• [What you have to do]: Repeat all entries exactly.

Data records:
• • • • • • •

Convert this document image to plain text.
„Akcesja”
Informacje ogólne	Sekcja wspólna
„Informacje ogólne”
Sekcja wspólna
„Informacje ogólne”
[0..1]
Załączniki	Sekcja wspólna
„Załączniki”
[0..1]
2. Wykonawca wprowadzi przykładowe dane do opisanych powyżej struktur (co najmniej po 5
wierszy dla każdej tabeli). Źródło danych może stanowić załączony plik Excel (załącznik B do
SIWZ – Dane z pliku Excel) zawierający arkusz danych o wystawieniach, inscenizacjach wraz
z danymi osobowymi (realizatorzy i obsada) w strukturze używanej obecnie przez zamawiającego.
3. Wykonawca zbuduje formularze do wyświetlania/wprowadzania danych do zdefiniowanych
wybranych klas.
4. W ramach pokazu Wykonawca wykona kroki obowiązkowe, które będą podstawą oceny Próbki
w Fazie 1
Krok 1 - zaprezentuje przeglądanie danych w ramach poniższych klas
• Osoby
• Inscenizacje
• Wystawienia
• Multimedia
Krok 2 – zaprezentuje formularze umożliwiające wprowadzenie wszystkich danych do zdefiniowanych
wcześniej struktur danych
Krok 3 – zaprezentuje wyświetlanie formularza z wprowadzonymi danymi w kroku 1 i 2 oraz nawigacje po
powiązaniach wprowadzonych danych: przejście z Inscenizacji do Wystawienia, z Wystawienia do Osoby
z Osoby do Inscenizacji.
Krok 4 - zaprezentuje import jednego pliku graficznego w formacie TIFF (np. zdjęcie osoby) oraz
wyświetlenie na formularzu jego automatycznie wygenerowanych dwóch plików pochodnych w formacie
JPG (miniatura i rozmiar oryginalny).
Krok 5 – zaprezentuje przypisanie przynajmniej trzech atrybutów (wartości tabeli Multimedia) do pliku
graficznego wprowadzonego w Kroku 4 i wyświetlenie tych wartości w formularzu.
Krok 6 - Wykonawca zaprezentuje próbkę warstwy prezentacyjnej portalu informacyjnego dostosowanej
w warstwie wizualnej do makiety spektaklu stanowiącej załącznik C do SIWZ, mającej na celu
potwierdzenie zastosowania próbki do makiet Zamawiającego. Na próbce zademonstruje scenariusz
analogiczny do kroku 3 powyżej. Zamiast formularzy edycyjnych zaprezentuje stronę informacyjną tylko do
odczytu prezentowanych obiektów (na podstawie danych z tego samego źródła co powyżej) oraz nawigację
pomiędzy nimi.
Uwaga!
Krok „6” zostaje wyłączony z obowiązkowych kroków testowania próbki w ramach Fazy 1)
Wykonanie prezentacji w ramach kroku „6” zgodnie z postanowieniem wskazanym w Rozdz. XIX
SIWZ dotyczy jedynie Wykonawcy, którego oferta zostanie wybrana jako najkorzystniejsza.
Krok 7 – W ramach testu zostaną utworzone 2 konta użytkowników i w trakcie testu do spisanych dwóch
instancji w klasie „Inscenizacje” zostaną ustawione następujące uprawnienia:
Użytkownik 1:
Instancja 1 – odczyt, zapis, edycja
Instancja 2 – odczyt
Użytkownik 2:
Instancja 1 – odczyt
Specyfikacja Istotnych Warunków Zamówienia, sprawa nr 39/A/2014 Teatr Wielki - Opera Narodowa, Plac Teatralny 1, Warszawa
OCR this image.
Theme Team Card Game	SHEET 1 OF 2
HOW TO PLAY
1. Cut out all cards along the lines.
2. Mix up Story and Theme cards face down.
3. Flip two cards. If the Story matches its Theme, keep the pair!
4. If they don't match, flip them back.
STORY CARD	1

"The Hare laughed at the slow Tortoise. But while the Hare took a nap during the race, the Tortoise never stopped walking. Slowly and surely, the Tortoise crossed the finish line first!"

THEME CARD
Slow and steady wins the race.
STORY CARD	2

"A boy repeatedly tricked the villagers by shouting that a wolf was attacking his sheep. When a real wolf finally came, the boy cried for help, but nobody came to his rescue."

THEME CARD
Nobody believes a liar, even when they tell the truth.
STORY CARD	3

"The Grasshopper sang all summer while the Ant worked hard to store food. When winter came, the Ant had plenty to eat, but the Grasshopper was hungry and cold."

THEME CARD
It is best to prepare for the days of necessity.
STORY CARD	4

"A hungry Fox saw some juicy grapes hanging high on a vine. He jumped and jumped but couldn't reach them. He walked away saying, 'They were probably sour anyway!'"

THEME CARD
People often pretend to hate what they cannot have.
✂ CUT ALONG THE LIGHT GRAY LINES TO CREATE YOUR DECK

• • • • • • •

• [Output for this task]:
Convert this document image to plain text.
„Akcesja”
Informacje ogólne	Sekcja wspólna
„Informacje ogólne”
Sekcja wspólna
„Informacje ogólne”
[0..1]
Załączniki	Sekcja wspólna
„Załączniki”
[0..1]
2. Wykonawca wprowadzi przykładowe dane do opisanych powyżej struktur (co najmniej po 5
wierszy dla każdej tabeli). Źródło danych może stanowić załączony plik Excel (załącznik B do
SIWZ – Dane z pliku Excel) zawierający arkusz danych o wystawieniach, inscenizacjach wraz
z danymi osobowymi (realizatorzy i obsada) w strukturze używanej obecnie przez zamawiającego.
3. Wykonawca zbuduje formularze do wyświetlania/wprowadzania danych do zdefiniowanych
wybranych klas.
4. W ramach pokazu Wykonawca wykona kroki obowiązkowe, które będą podstawą oceny Próbki
w Fazie 1
Krok 1 - zaprezentuje przeglądanie danych w ramach poniższych klas
• Osoby
• Inscenizacje
• Wystawienia
• Multimedia
Krok 2 – zaprezentuje formularze umożliwiające wprowadzenie wszystkich danych do zdefiniowanych
wcześniej struktur danych
Krok 3 – zaprezentuje wyświetlanie formularza z wprowadzonymi danymi w kroku 1 i 2 oraz nawigacje po
powiązaniach wprowadzonych danych: przejście z Inscenizacji do Wystawienia, z Wystawienia do Osoby
z Osoby do Inscenizacji.
Krok 4 - zaprezentuje import jednego pliku graficznego w formacie TIFF (np. zdjęcie osoby) oraz
wyświetlenie na formularzu jego automatycznie wygenerowanych dwóch plików pochodnych w formacie
JPG (miniatura i rozmiar oryginalny).
Krok 5 – zaprezentuje przypisanie przynajmniej trzech atrybutów (wartości tabeli Multimedia) do pliku
graficznego wprowadzonego w Kroku 4 i wyświetlenie tych wartości w formularzu.
Krok 6 - Wykonawca zaprezentuje próbkę warstwy prezentacyjnej portalu informacyjnego dostosowanej
w warstwie wizualnej do makiety spektaklu stanowiącej załącznik C do SIWZ, mającej na celu
potwierdzenie zastosowania próbki do makiet Zamawiającego. Na próbce zademonstruje scenariusz
analogiczny do kroku 3 powyżej. Zamiast formularzy edycyjnych zaprezentuje stronę informacyjną tylko do
odczytu prezentowanych obiektów (na podstawie danych z tego samego źródła co powyżej) oraz nawigację
pomiędzy nimi.
Uwaga!
Krok „6” zostaje wyłączony z obowiązkowych kroków testowania próbki w ramach Fazy 1)
Wykonanie prezentacji w ramach kroku „6” zgodnie z postanowieniem wskazanym w Rozdz. XIX
SIWZ dotyczy jedynie Wykonawcy, którego oferta zostanie wybrana jako najkorzystniejsza.
Krok 7 – W ramach testu zostaną utworzone 2 konta użytkowników i w trakcie testu do spisanych dwóch
instancji w klasie „Inscenizacje” zostaną ustawione następujące uprawnienia:
Użytkownik 1:
Instancja 1 – odczyt, zapis, edycja
Instancja 2 – odczyt
Użytkownik 2:
Instancja 1 – odczyt
Specyfikacja Istotnych Warunków Zamówienia, sprawa nr 39/A/2014 Teatr Wielki - Opera Narodowa, Plac Teatralny 1, Warszawa
OCR this image.
Theme Team Card Game	SHEET 1 OF 2
HOW TO PLAY
1. Cut out all cards along the lines.
2. Mix up Story and Theme cards face down.
3. Flip two cards. If the Story matches its Theme, keep the pair!
4. If they don't match, flip them back.
STORY CARD	1

"The Hare laughed at the slow Tortoise. But while the Hare took a nap during the race, the Tortoise never stopped walking. Slowly and surely, the Tortoise crossed the finish line first!"

THEME CARD
Slow and steady wins the race.
STORY CARD	2

"A boy repeatedly tricked the villagers by shouting that a wolf was attacking his sheep. When a real wolf finally came, the boy cried for help, but nobody came to his rescue."

THEME CARD
Nobody believes a liar, even when they tell the truth.
STORY CARD	3

"The Grasshopper sang all summer while the Ant worked hard to store food. When winter came, the Ant had plenty to eat, but the Grasshopper was hungry and cold."

THEME CARD
It is best to prepare for the days of necessity.
STORY CARD	4

"A hungry Fox saw some juicy grapes hanging high on a vine. He jumped and jumped but couldn't reach them. He walked away saying, 'They were probably sour anyway!'"

THEME CARD
People often pretend to hate what they cannot have.
✂ CUT ALONG THE LIGHT GRAY LINES TO CREATE YOUR DECK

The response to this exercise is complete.